● **AIM**
All of the data below must be repeated exactly.

>> Start

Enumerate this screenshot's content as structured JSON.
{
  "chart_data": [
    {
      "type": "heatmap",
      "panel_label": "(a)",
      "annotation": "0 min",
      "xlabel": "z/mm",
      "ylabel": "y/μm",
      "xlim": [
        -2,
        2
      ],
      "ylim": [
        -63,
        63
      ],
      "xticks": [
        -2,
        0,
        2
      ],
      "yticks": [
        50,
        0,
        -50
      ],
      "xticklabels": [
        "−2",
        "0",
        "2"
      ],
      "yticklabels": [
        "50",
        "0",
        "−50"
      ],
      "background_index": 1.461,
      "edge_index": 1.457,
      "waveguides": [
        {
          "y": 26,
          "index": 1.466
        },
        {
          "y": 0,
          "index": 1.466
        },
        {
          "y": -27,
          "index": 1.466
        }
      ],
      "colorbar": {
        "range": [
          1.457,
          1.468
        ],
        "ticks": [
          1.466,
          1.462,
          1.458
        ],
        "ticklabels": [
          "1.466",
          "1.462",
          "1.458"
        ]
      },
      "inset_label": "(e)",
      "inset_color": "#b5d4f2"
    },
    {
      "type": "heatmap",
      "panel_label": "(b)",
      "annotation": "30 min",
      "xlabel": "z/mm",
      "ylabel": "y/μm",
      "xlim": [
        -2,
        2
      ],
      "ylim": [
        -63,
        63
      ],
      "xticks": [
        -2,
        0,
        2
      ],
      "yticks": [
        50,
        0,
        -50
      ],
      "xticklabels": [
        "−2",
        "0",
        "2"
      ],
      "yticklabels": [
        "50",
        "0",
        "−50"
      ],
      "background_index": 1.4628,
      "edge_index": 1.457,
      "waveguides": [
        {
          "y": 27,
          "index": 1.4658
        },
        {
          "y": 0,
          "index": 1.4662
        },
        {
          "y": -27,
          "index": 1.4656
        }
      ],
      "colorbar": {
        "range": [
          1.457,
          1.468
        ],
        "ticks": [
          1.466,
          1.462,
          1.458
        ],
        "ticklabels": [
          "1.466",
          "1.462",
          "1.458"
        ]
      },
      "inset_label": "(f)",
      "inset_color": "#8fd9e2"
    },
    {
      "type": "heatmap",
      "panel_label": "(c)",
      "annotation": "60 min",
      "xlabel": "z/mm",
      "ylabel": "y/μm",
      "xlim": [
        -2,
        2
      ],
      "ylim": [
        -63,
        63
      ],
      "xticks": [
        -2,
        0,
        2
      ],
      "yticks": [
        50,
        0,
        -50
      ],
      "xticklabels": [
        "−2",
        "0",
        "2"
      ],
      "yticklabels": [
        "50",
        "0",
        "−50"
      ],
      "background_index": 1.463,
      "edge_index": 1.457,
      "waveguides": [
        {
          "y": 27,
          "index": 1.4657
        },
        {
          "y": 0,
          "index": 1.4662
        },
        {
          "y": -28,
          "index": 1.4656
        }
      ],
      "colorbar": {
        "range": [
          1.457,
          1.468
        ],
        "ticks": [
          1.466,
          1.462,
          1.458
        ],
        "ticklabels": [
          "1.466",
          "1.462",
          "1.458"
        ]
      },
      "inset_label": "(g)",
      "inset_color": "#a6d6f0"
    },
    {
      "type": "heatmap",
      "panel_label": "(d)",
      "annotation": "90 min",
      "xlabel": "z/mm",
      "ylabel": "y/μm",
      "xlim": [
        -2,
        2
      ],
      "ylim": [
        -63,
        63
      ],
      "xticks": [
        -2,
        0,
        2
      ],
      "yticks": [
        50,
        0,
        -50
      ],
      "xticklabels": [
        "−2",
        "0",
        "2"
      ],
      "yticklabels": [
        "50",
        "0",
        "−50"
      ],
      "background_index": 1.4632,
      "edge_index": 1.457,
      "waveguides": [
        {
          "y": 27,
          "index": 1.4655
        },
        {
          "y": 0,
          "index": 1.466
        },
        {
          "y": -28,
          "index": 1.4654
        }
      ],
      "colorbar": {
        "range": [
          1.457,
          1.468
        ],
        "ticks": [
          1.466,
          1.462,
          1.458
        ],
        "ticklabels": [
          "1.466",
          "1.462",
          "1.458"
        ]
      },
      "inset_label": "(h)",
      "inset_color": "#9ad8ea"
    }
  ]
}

>> End

● **COMPLETE ANSWER**
Enumerate this screenshot's content as structured JSON.
{
  "chart_data": [
    {
      "type": "heatmap",
      "panel_label": "(a)",
      "annotation": "0 min",
      "xlabel": "z/mm",
      "ylabel": "y/μm",
      "xlim": [
        -2,
        2
      ],
      "ylim": [
        -63,
        63
      ],
      "xticks": [
        -2,
        0,
        2
      ],
      "yticks": [
        50,
        0,
        -50
      ],
      "xticklabels": [
        "−2",
        "0",
        "2"
      ],
      "yticklabels": [
        "50",
        "0",
        "−50"
      ],
      "background_index": 1.461,
      "edge_index": 1.457,
      "waveguides": [
        {
          "y": 26,
          "index": 1.466
        },
        {
          "y": 0,
          "index": 1.466
        },
        {
          "y": -27,
          "index": 1.466
        }
      ],
      "colorbar": {
        "range": [
          1.457,
          1.468
        ],
        "ticks": [
          1.466,
          1.462,
          1.458
        ],
        "ticklabels": [
          "1.466",
          "1.462",
          "1.458"
        ]
      },
      "inset_label": "(e)",
      "inset_color": "#b5d4f2"
    },
    {
      "type": "heatmap",
      "panel_label": "(b)",
      "annotation": "30 min",
      "xlabel": "z/mm",
      "ylabel": "y/μm",
      "xlim": [
        -2,
        2
      ],
      "ylim": [
        -63,
        63
      ],
      "xticks": [
        -2,
        0,
        2
      ],
      "yticks": [
        50,
        0,
        -50
      ],
      "xticklabels": [
        "−2",
        "0",
        "2"
      ],
      "yticklabels": [
        "50",
        "0",
        "−50"
      ],
      "background_index": 1.4628,
      "edge_index": 1.457,
      "waveguides": [
        {
          "y": 27,
          "index": 1.4658
        },
        {
          "y": 0,
          "index": 1.4662
        },
        {
          "y": -27,
          "index": 1.4656
        }
      ],
      "colorbar": {
        "range": [
          1.457,
          1.468
        ],
        "ticks": [
          1.466,
          1.462,
          1.458
        ],
        "ticklabels": [
          "1.466",
          "1.462",
          "1.458"
        ]
      },
      "inset_label": "(f)",
      "inset_color": "#8fd9e2"
    },
    {
      "type": "heatmap",
      "panel_label": "(c)",
      "annotation": "60 min",
      "xlabel": "z/mm",
      "ylabel": "y/μm",
      "xlim": [
        -2,
        2
      ],
      "ylim": [
        -63,
        63
      ],
      "xticks": [
        -2,
        0,
        2
      ],
      "yticks": [
        50,
        0,
        -50
      ],
      "xticklabels": [
        "−2",
        "0",
        "2"
      ],
      "yticklabels": [
        "50",
        "0",
        "−50"
      ],
      "background_index": 1.463,
      "edge_index": 1.457,
      "waveguides": [
        {
          "y": 27,
          "index": 1.4657
        },
        {
          "y": 0,
          "index": 1.4662
        },
        {
          "y": -28,
          "index": 1.4656
        }
      ],
      "colorbar": {
        "range": [
          1.457,
          1.468
        ],
        "ticks": [
          1.466,
          1.462,
          1.458
        ],
        "ticklabels": [
          "1.466",
          "1.462",
          "1.458"
        ]
      },
      "inset_label": "(g)",
      "inset_color": "#a6d6f0"
    },
    {
      "type": "heatmap",
      "panel_label": "(d)",
      "annotation": "90 min",
      "xlabel": "z/mm",
      "ylabel": "y/μm",
      "xlim": [
        -2,
        2
      ],
      "ylim": [
        -63,
        63
      ],
      "xticks": [
        -2,
        0,
        2
      ],
      "yticks": [
        50,
        0,
        -50
      ],
      "xticklabels": [
        "−2",
        "0",
        "2"
      ],
      "yticklabels": [
        "50",
        "0",
        "−50"
      ],
      "background_index": 1.4632,
      "edge_index": 1.457,
      "waveguides": [
        {
          "y": 27,
          "index": 1.4655
        },
        {
          "y": 0,
          "index": 1.466
        },
        {
          "y": -28,
          "index": 1.4654
        }
      ],
      "colorbar": {
        "range": [
          1.457,
          1.468
        ],
        "ticks": [
          1.466,
          1.462,
          1.458
        ],
        "ticklabels": [
          "1.466",
          "1.462",
          "1.458"
        ]
      },
      "inset_label": "(h)",
      "inset_color": "#9ad8ea"
    }
  ]
}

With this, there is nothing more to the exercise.